Identify the lines bearing the string "text" and gather them.

○ ○ ○ ○

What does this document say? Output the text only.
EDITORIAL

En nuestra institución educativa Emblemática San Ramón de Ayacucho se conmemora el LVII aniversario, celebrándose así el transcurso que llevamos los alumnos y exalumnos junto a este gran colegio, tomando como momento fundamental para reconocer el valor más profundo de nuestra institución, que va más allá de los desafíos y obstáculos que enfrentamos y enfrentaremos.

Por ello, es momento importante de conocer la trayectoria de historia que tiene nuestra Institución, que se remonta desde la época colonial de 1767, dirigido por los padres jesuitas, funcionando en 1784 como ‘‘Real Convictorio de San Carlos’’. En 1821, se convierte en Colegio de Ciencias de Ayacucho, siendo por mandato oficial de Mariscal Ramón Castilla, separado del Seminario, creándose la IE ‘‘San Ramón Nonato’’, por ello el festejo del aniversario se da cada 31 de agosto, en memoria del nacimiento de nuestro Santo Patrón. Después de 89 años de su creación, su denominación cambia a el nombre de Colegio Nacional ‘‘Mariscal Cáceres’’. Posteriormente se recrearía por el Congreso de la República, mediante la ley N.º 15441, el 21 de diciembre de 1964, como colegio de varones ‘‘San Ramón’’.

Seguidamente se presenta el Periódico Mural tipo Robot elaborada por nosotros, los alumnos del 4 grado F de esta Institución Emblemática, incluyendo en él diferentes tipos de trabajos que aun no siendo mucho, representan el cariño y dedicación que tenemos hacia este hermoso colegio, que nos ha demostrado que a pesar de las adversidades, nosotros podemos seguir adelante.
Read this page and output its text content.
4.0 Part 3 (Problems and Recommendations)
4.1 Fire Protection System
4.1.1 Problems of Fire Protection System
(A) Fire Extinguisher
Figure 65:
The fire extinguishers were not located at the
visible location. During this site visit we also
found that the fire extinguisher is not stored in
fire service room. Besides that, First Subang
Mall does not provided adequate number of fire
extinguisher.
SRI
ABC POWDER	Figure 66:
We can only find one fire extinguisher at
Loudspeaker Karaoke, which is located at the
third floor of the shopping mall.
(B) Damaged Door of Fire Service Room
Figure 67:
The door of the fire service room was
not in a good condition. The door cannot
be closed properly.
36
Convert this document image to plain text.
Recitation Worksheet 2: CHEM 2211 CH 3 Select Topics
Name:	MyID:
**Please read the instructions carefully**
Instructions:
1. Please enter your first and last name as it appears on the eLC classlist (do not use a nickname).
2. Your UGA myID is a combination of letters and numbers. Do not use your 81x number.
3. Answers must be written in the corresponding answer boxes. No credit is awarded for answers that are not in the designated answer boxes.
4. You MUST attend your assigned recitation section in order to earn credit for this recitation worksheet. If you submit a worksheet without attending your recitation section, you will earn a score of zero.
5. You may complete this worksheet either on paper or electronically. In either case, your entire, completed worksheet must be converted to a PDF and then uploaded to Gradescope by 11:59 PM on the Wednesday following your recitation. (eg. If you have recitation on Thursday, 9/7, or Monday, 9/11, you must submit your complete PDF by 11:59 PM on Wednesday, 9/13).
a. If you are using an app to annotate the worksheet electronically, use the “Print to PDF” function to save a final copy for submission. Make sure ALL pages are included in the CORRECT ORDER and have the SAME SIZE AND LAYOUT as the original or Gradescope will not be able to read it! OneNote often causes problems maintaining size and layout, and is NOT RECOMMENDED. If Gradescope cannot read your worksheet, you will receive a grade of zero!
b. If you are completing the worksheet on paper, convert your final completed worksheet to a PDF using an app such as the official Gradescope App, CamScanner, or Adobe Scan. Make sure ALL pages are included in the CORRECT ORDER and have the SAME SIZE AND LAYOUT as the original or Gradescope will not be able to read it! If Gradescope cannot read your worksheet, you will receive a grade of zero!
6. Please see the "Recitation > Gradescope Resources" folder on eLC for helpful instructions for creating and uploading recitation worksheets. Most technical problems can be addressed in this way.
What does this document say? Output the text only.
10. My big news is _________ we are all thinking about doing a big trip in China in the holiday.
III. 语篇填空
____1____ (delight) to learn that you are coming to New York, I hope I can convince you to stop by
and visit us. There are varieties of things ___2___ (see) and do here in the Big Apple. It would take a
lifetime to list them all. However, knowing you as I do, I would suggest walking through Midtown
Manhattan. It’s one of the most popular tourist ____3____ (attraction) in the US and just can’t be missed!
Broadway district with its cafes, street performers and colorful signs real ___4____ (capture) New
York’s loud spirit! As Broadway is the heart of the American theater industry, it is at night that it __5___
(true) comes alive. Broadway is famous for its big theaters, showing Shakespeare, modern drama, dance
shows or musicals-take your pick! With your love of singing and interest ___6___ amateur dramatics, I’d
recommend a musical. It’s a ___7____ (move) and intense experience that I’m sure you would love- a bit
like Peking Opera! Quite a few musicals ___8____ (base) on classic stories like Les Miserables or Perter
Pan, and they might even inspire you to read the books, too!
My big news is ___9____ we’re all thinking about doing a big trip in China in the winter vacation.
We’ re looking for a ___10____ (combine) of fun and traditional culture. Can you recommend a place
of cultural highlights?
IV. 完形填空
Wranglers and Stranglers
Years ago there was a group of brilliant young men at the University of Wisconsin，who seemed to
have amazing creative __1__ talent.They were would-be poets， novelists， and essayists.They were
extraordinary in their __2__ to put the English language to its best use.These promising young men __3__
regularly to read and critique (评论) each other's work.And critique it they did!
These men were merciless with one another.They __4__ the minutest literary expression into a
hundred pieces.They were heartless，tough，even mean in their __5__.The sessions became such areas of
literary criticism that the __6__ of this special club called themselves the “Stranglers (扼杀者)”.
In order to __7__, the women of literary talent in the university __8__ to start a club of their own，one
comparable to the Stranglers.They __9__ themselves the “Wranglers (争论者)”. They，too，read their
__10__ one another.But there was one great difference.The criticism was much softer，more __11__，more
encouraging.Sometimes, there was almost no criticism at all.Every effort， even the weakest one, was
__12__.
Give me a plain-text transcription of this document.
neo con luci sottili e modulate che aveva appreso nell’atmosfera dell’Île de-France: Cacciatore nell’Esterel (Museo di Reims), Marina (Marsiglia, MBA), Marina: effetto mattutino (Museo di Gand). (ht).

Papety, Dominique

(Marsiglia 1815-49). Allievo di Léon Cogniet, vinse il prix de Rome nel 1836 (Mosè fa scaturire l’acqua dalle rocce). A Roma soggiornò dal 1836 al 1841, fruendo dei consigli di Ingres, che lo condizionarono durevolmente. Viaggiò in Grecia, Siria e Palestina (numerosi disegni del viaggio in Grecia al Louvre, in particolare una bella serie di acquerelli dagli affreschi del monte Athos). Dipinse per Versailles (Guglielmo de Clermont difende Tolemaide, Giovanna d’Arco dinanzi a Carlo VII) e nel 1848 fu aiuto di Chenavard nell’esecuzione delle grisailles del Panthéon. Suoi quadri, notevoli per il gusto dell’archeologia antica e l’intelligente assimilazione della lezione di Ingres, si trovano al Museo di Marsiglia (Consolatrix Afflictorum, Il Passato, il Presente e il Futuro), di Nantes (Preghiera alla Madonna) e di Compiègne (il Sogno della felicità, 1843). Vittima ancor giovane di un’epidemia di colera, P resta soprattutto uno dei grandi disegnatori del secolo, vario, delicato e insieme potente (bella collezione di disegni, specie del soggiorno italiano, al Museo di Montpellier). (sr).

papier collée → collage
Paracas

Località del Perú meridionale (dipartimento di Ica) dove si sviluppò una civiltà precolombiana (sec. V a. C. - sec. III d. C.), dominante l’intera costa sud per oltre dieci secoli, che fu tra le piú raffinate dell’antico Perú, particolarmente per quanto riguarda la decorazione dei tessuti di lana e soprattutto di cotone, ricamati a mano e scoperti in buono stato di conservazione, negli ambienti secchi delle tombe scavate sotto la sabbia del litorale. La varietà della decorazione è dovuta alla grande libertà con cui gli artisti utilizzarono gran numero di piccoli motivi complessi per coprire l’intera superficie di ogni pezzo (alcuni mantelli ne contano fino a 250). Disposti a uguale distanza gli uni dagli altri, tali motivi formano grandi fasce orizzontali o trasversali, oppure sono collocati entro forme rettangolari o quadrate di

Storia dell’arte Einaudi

○ ○ ○ ○

*Result of the task*
What does this document say? Output the text only.
Read this page and output its text content.
Convert this document image to plain text.
What does this document say? Output the text only.
Give me a plain-text transcription of this document.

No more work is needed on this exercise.